SET TASK: All of the data should be output character for character, except the pictures.

[Data excerpts]

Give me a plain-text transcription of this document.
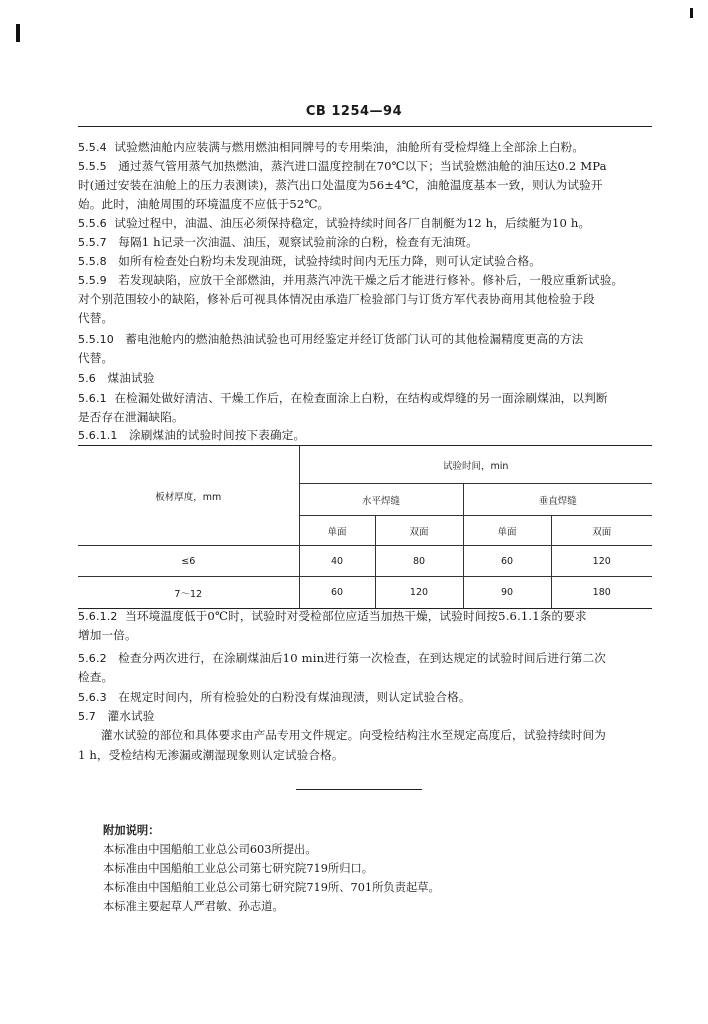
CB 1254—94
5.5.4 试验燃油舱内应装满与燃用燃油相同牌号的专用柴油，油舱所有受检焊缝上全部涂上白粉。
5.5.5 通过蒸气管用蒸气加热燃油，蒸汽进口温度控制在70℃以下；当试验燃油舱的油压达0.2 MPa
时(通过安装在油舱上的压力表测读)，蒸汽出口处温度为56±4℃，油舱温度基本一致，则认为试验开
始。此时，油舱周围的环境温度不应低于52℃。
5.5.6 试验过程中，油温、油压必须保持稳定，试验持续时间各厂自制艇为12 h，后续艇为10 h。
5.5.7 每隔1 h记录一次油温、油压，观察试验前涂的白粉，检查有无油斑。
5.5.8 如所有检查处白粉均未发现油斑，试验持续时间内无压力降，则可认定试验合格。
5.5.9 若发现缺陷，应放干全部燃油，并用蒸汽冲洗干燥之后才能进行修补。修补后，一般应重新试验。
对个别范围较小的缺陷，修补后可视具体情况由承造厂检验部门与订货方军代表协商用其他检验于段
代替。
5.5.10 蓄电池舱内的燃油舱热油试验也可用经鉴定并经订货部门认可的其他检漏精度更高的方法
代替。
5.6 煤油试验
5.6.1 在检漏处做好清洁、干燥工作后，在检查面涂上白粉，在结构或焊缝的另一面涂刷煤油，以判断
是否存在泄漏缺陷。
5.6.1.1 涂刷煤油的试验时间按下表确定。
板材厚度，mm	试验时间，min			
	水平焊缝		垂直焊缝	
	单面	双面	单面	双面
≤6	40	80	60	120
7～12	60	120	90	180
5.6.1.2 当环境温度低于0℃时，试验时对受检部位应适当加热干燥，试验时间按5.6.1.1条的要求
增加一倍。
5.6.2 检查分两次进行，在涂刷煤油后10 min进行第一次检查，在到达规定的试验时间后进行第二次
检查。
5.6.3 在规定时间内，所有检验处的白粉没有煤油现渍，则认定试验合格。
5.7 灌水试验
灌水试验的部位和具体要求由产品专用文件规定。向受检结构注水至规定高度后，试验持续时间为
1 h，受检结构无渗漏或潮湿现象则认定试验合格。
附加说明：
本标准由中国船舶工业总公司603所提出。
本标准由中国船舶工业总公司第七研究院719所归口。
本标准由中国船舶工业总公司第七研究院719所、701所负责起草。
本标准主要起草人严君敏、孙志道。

RESULT:
Give me a plain-text transcription of this document.
CB 1254—94
5.5.4 试验燃油舱内应装满与燃用燃油相同牌号的专用柴油，油舱所有受检焊缝上全部涂上白粉。
5.5.5 通过蒸气管用蒸气加热燃油，蒸汽进口温度控制在70℃以下；当试验燃油舱的油压达0.2 MPa
时(通过安装在油舱上的压力表测读)，蒸汽出口处温度为56±4℃，油舱温度基本一致，则认为试验开
始。此时，油舱周围的环境温度不应低于52℃。
5.5.6 试验过程中，油温、油压必须保持稳定，试验持续时间各厂自制艇为12 h，后续艇为10 h。
5.5.7 每隔1 h记录一次油温、油压，观察试验前涂的白粉，检查有无油斑。
5.5.8 如所有检查处白粉均未发现油斑，试验持续时间内无压力降，则可认定试验合格。
5.5.9 若发现缺陷，应放干全部燃油，并用蒸汽冲洗干燥之后才能进行修补。修补后，一般应重新试验。
对个别范围较小的缺陷，修补后可视具体情况由承造厂检验部门与订货方军代表协商用其他检验于段
代替。
5.5.10 蓄电池舱内的燃油舱热油试验也可用经鉴定并经订货部门认可的其他检漏精度更高的方法
代替。
5.6 煤油试验
5.6.1 在检漏处做好清洁、干燥工作后，在检查面涂上白粉，在结构或焊缝的另一面涂刷煤油，以判断
是否存在泄漏缺陷。
5.6.1.1 涂刷煤油的试验时间按下表确定。
板材厚度，mm	试验时间，min			
	水平焊缝		垂直焊缝	
	单面	双面	单面	双面
≤6	40	80	60	120
7～12	60	120	90	180
5.6.1.2 当环境温度低于0℃时，试验时对受检部位应适当加热干燥，试验时间按5.6.1.1条的要求
增加一倍。
5.6.2 检查分两次进行，在涂刷煤油后10 min进行第一次检查，在到达规定的试验时间后进行第二次
检查。
5.6.3 在规定时间内，所有检验处的白粉没有煤油现渍，则认定试验合格。
5.7 灌水试验
灌水试验的部位和具体要求由产品专用文件规定。向受检结构注水至规定高度后，试验持续时间为
1 h，受检结构无渗漏或潮湿现象则认定试验合格。
附加说明：
本标准由中国船舶工业总公司603所提出。
本标准由中国船舶工业总公司第七研究院719所归口。
本标准由中国船舶工业总公司第七研究院719所、701所负责起草。
本标准主要起草人严君敏、孙志道。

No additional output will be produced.